Collection entries
● ● ● ● ●

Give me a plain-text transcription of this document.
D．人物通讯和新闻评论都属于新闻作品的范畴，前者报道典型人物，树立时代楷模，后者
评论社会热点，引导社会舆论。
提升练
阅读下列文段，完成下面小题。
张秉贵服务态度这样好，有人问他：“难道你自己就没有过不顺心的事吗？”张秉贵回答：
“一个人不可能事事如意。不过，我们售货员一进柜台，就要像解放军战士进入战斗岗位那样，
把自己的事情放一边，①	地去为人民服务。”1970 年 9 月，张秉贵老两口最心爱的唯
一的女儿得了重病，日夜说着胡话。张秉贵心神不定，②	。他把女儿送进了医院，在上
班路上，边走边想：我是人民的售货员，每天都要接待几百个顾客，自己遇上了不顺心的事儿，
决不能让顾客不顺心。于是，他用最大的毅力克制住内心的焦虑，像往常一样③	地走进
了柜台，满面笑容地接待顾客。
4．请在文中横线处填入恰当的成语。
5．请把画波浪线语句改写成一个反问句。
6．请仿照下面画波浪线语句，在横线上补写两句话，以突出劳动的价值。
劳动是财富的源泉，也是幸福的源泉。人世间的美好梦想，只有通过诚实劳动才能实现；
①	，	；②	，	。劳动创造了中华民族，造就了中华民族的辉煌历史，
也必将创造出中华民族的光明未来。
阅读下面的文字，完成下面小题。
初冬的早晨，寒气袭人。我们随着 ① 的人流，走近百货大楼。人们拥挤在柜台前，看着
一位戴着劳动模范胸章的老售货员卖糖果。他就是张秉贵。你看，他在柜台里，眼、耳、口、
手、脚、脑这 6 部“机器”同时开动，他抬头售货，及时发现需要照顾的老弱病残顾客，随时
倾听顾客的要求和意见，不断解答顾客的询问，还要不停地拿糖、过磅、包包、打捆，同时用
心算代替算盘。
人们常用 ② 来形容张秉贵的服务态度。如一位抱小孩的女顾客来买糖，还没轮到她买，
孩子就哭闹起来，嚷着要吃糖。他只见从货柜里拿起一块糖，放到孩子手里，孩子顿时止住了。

● ● ● ● ●

What is being asked
Repeat the entries above exactly, leaving nothing out.

Result of this exercise
Give me a plain-text transcription of this document.
D．人物通讯和新闻评论都属于新闻作品的范畴，前者报道典型人物，树立时代楷模，后者
评论社会热点，引导社会舆论。
提升练
阅读下列文段，完成下面小题。
张秉贵服务态度这样好，有人问他：“难道你自己就没有过不顺心的事吗？”张秉贵回答：
“一个人不可能事事如意。不过，我们售货员一进柜台，就要像解放军战士进入战斗岗位那样，
把自己的事情放一边，①	地去为人民服务。”1970 年 9 月，张秉贵老两口最心爱的唯
一的女儿得了重病，日夜说着胡话。张秉贵心神不定，②	。他把女儿送进了医院，在上
班路上，边走边想：我是人民的售货员，每天都要接待几百个顾客，自己遇上了不顺心的事儿，
决不能让顾客不顺心。于是，他用最大的毅力克制住内心的焦虑，像往常一样③	地走进
了柜台，满面笑容地接待顾客。
4．请在文中横线处填入恰当的成语。
5．请把画波浪线语句改写成一个反问句。
6．请仿照下面画波浪线语句，在横线上补写两句话，以突出劳动的价值。
劳动是财富的源泉，也是幸福的源泉。人世间的美好梦想，只有通过诚实劳动才能实现；
①	，	；②	，	。劳动创造了中华民族，造就了中华民族的辉煌历史，
也必将创造出中华民族的光明未来。
阅读下面的文字，完成下面小题。
初冬的早晨，寒气袭人。我们随着 ① 的人流，走近百货大楼。人们拥挤在柜台前，看着
一位戴着劳动模范胸章的老售货员卖糖果。他就是张秉贵。你看，他在柜台里，眼、耳、口、
手、脚、脑这 6 部“机器”同时开动，他抬头售货，及时发现需要照顾的老弱病残顾客，随时
倾听顾客的要求和意见，不断解答顾客的询问，还要不停地拿糖、过磅、包包、打捆，同时用
心算代替算盘。
人们常用 ② 来形容张秉贵的服务态度。如一位抱小孩的女顾客来买糖，还没轮到她买，
孩子就哭闹起来，嚷着要吃糖。他只见从货柜里拿起一块糖，放到孩子手里，孩子顿时止住了。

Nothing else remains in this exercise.